>>

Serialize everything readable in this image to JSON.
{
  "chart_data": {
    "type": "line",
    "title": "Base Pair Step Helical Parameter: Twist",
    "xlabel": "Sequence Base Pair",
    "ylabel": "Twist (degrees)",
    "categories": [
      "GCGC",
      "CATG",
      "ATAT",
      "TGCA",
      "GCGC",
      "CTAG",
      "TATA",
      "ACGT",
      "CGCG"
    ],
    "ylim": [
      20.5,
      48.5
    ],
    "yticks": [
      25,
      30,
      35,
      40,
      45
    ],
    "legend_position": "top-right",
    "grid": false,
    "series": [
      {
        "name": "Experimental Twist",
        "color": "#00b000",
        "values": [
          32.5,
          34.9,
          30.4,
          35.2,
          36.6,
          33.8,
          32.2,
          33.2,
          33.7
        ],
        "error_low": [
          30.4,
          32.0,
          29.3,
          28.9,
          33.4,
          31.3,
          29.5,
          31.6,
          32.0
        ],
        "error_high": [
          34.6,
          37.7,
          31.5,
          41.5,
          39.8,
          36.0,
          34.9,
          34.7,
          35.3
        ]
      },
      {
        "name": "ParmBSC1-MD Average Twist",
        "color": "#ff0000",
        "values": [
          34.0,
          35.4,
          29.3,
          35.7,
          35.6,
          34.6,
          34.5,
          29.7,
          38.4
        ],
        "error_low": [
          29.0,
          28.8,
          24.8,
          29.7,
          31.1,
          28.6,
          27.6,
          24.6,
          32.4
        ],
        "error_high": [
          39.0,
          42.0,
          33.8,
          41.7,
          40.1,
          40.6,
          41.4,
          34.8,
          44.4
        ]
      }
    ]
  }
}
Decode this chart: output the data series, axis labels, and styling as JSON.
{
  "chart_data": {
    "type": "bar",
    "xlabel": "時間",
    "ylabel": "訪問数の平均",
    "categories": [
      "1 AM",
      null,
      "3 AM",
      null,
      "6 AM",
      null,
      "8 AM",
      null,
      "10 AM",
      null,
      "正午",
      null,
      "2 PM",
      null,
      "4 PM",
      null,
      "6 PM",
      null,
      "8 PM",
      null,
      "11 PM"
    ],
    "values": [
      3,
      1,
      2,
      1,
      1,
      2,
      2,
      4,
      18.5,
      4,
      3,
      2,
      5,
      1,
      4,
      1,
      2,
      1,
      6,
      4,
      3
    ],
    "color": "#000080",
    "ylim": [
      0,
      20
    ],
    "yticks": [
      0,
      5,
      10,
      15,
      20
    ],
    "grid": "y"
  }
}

<<

• **Goal of the exercise**
Nothing should be left out: return all of the records exactly.

• **Task answer**
Serialize everything readable in this image to JSON.
{
  "chart_data": {
    "type": "line",
    "title": "Base Pair Step Helical Parameter: Twist",
    "xlabel": "Sequence Base Pair",
    "ylabel": "Twist (degrees)",
    "categories": [
      "GCGC",
      "CATG",
      "ATAT",
      "TGCA",
      "GCGC",
      "CTAG",
      "TATA",
      "ACGT",
      "CGCG"
    ],
    "ylim": [
      20.5,
      48.5
    ],
    "yticks": [
      25,
      30,
      35,
      40,
      45
    ],
    "legend_position": "top-right",
    "grid": false,
    "series": [
      {
        "name": "Experimental Twist",
        "color": "#00b000",
        "values": [
          32.5,
          34.9,
          30.4,
          35.2,
          36.6,
          33.8,
          32.2,
          33.2,
          33.7
        ],
        "error_low": [
          30.4,
          32.0,
          29.3,
          28.9,
          33.4,
          31.3,
          29.5,
          31.6,
          32.0
        ],
        "error_high": [
          34.6,
          37.7,
          31.5,
          41.5,
          39.8,
          36.0,
          34.9,
          34.7,
          35.3
        ]
      },
      {
        "name": "ParmBSC1-MD Average Twist",
        "color": "#ff0000",
        "values": [
          34.0,
          35.4,
          29.3,
          35.7,
          35.6,
          34.6,
          34.5,
          29.7,
          38.4
        ],
        "error_low": [
          29.0,
          28.8,
          24.8,
          29.7,
          31.1,
          28.6,
          27.6,
          24.6,
          32.4
        ],
        "error_high": [
          39.0,
          42.0,
          33.8,
          41.7,
          40.1,
          40.6,
          41.4,
          34.8,
          44.4
        ]
      }
    ]
  }
}
Decode this chart: output the data series, axis labels, and styling as JSON.
{
  "chart_data": {
    "type": "bar",
    "xlabel": "時間",
    "ylabel": "訪問数の平均",
    "categories": [
      "1 AM",
      null,
      "3 AM",
      null,
      "6 AM",
      null,
      "8 AM",
      null,
      "10 AM",
      null,
      "正午",
      null,
      "2 PM",
      null,
      "4 PM",
      null,
      "6 PM",
      null,
      "8 PM",
      null,
      "11 PM"
    ],
    "values": [
      3,
      1,
      2,
      1,
      1,
      2,
      2,
      4,
      18.5,
      4,
      3,
      2,
      5,
      1,
      4,
      1,
      2,
      1,
      6,
      4,
      3
    ],
    "color": "#000080",
    "ylim": [
      0,
      20
    ],
    "yticks": [
      0,
      5,
      10,
      15,
      20
    ],
    "grid": "y"
  }
}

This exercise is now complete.